## Task description
For the word "möjlighet", search the records and show each line in which it occurs.

## Dataset content
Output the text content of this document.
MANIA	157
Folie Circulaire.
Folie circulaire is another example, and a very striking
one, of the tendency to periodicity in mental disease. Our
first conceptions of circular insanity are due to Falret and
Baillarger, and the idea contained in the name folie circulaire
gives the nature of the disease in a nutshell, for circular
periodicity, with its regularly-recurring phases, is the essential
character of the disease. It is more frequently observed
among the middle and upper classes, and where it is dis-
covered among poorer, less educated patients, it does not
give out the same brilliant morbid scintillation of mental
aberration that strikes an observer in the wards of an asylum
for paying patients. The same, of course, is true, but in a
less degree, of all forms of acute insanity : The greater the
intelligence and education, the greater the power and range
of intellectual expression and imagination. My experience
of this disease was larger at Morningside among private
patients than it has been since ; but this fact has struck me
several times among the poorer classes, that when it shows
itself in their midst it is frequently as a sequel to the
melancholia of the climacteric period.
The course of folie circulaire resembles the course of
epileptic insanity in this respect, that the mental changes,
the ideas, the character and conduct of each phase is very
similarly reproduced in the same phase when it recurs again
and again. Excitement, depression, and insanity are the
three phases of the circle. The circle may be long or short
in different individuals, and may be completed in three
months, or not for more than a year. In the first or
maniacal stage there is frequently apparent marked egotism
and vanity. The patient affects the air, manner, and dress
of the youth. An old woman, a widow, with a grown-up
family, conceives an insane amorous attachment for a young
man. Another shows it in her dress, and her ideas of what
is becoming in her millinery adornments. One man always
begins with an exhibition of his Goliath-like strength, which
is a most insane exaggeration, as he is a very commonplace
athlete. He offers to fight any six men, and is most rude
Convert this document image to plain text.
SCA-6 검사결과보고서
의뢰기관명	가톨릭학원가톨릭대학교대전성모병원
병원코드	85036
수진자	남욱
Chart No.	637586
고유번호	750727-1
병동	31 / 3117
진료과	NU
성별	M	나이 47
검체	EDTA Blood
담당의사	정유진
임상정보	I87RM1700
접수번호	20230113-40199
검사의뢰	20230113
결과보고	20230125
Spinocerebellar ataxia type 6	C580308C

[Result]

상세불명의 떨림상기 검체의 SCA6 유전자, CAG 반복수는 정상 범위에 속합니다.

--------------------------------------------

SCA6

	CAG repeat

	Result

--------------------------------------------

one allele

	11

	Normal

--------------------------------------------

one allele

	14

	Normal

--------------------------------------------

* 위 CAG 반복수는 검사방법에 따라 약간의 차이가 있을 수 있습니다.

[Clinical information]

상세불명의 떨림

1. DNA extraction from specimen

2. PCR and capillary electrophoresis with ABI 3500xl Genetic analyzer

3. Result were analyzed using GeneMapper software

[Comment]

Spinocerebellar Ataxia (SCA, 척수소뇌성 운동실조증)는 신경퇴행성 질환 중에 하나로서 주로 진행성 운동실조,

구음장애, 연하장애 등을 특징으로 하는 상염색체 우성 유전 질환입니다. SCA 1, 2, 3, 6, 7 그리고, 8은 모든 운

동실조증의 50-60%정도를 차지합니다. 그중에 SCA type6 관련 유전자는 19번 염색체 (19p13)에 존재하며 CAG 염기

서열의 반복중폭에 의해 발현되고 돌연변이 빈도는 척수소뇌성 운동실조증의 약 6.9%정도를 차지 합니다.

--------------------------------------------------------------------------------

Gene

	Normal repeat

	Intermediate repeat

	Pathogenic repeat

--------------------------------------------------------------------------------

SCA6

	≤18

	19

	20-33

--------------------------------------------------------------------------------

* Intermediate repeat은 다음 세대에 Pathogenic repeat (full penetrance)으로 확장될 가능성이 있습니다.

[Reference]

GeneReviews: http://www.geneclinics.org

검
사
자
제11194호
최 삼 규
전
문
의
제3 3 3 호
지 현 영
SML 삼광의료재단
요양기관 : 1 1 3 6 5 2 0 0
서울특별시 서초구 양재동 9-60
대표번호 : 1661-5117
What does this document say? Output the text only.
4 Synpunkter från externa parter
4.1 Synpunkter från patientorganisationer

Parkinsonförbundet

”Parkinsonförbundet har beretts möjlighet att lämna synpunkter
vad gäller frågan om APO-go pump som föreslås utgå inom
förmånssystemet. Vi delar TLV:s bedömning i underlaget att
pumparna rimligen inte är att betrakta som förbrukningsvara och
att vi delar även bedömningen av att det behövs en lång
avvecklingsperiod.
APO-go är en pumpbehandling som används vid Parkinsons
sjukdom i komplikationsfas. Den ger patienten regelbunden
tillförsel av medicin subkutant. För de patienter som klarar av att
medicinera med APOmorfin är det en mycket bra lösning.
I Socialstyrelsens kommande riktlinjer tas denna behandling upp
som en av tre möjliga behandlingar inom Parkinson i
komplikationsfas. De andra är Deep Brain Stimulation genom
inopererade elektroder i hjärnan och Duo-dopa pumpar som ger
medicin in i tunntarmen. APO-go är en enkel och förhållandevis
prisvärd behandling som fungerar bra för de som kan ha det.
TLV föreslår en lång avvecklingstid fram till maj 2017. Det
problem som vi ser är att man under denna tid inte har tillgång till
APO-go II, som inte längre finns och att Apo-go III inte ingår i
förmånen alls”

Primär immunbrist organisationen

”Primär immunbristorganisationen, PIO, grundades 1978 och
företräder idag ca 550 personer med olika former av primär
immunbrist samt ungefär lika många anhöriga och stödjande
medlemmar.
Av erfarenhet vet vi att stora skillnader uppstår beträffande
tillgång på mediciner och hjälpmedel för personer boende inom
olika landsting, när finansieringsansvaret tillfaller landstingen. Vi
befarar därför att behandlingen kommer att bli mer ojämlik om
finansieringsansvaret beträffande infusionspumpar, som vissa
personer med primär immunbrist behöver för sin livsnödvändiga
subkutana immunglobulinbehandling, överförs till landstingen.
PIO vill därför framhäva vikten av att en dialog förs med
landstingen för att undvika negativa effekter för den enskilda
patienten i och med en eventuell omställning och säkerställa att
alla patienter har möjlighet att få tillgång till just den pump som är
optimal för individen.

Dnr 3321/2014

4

## Answer to the problem
”Parkinsonförbundet har beretts möjlighet att lämna synpunkter
alla patienter har möjlighet att få tillgång till just den pump som är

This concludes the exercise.